▶ Short task: Faithfully return all lines, omitting every embedded picture.

----------

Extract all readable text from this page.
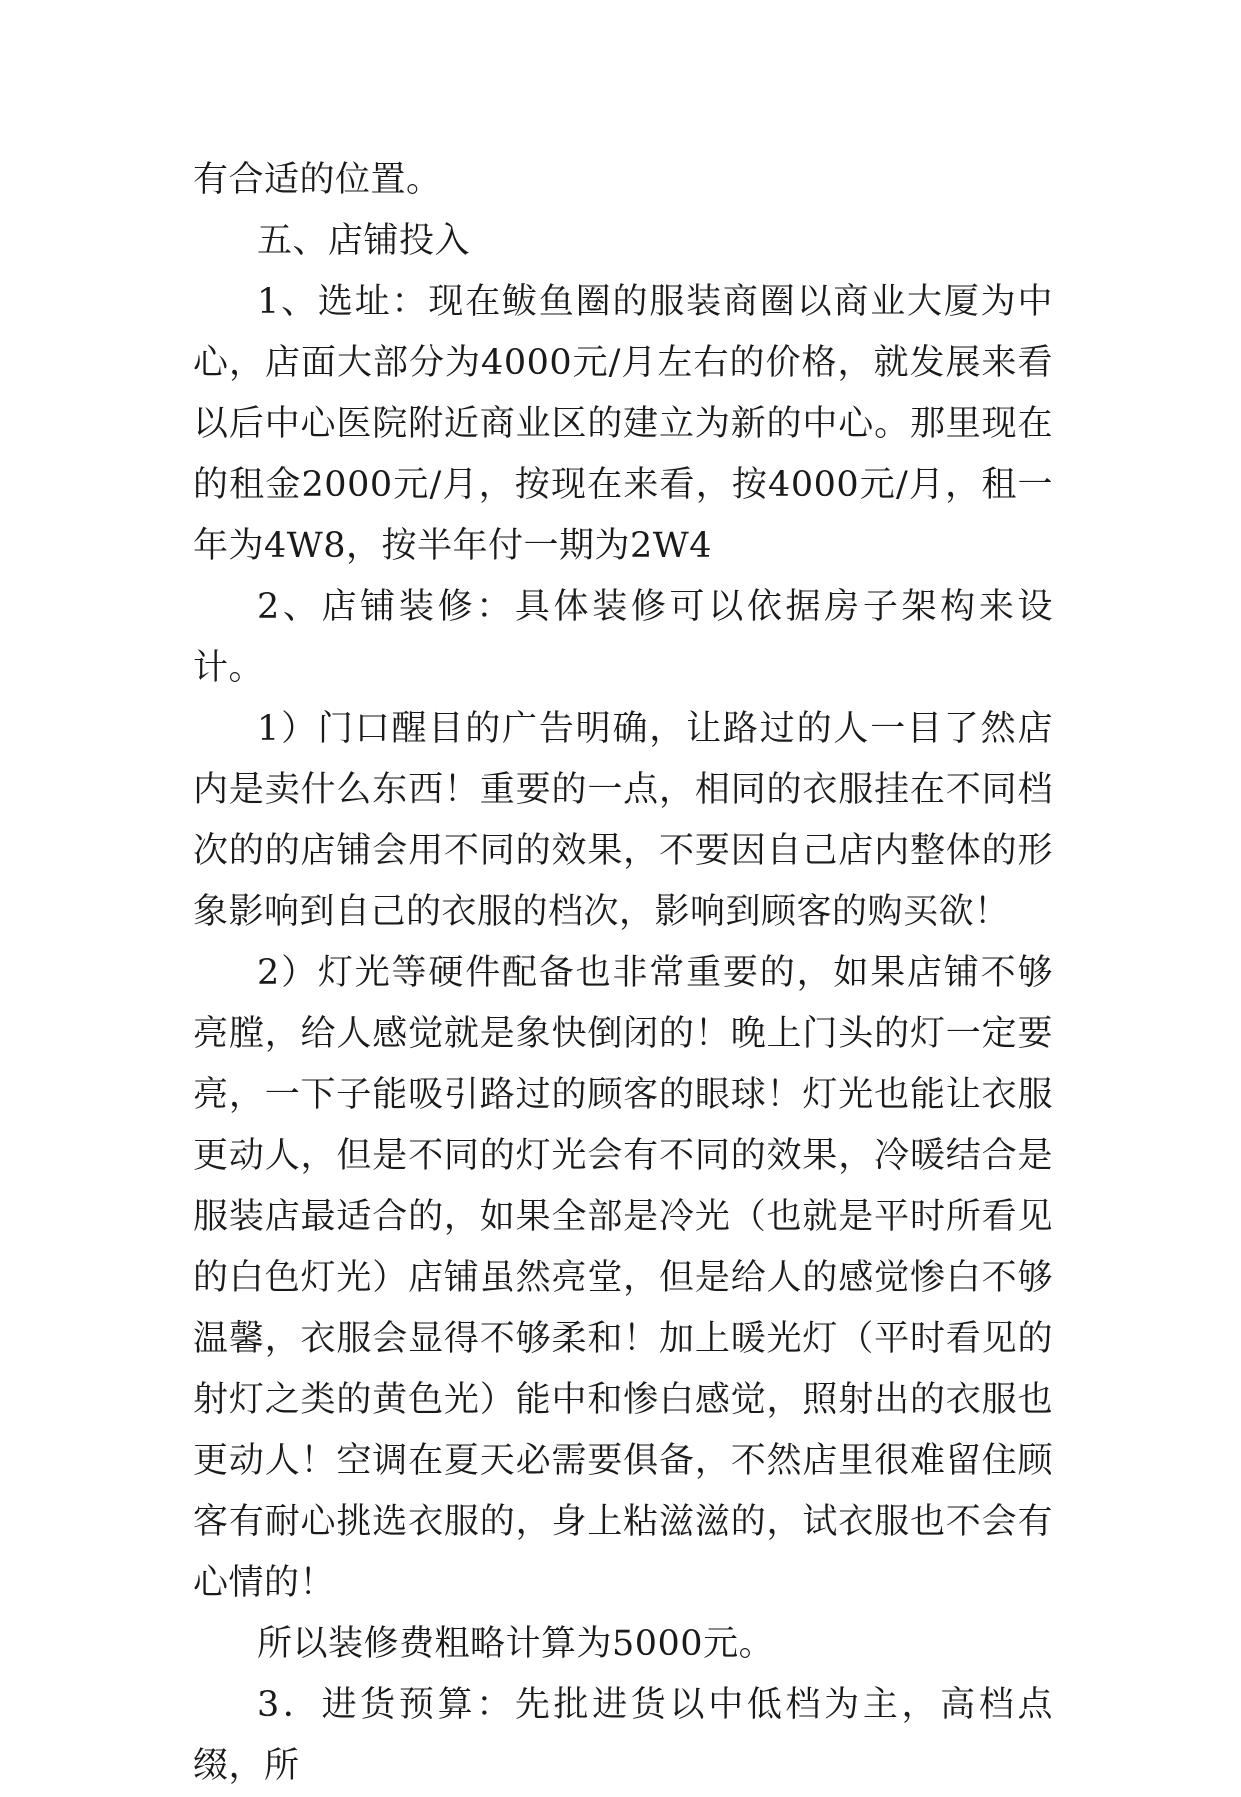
有合适的位置。

五、店铺投入

1、选址：现在鲅鱼圈的服装商圈以商业大厦为中心，店面大部分为4000元/月左右的价格，就发展来看以后中心医院附近商业区的建立为新的中心。那里现在的租金2000元/月，按现在来看，按4000元/月，租一年为4W8，按半年付一期为2W4

2、店铺装修：具体装修可以依据房子架构来设计。

1）门口醒目的广告明确，让路过的人一目了然店内是卖什么东西！重要的一点，相同的衣服挂在不同档次的的店铺会用不同的效果，不要因自己店内整体的形象影响到自己的衣服的档次，影响到顾客的购买欲！

2）灯光等硬件配备也非常重要的，如果店铺不够亮膛，给人感觉就是象快倒闭的！晚上门头的灯一定要亮，一下子能吸引路过的顾客的眼球！灯光也能让衣服更动人，但是不同的灯光会有不同的效果，冷暖结合是服装店最适合的，如果全部是冷光（也就是平时所看见的白色灯光）店铺虽然亮堂，但是给人的感觉惨白不够温馨，衣服会显得不够柔和！加上暖光灯（平时看见的射灯之类的黄色光）能中和惨白感觉，照射出的衣服也更动人！空调在夏天必需要俱备，不然店里很难留住顾客有耐心挑选衣服的，身上粘滋滋的，试衣服也不会有心情的！

所以装修费粗略计算为5000元。

3．进货预算：先批进货以中低档为主，高档点缀，所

----------

▶ Response to this task:
Extract all readable text from this page.
有合适的位置。

五、店铺投入

1、选址：现在鲅鱼圈的服装商圈以商业大厦为中心，店面大部分为4000元/月左右的价格，就发展来看以后中心医院附近商业区的建立为新的中心。那里现在的租金2000元/月，按现在来看，按4000元/月，租一年为4W8，按半年付一期为2W4

2、店铺装修：具体装修可以依据房子架构来设计。

1）门口醒目的广告明确，让路过的人一目了然店内是卖什么东西！重要的一点，相同的衣服挂在不同档次的的店铺会用不同的效果，不要因自己店内整体的形象影响到自己的衣服的档次，影响到顾客的购买欲！

2）灯光等硬件配备也非常重要的，如果店铺不够亮膛，给人感觉就是象快倒闭的！晚上门头的灯一定要亮，一下子能吸引路过的顾客的眼球！灯光也能让衣服更动人，但是不同的灯光会有不同的效果，冷暖结合是服装店最适合的，如果全部是冷光（也就是平时所看见的白色灯光）店铺虽然亮堂，但是给人的感觉惨白不够温馨，衣服会显得不够柔和！加上暖光灯（平时看见的射灯之类的黄色光）能中和惨白感觉，照射出的衣服也更动人！空调在夏天必需要俱备，不然店里很难留住顾客有耐心挑选衣服的，身上粘滋滋的，试衣服也不会有心情的！

所以装修费粗略计算为5000元。

3．进货预算：先批进货以中低档为主，高档点缀，所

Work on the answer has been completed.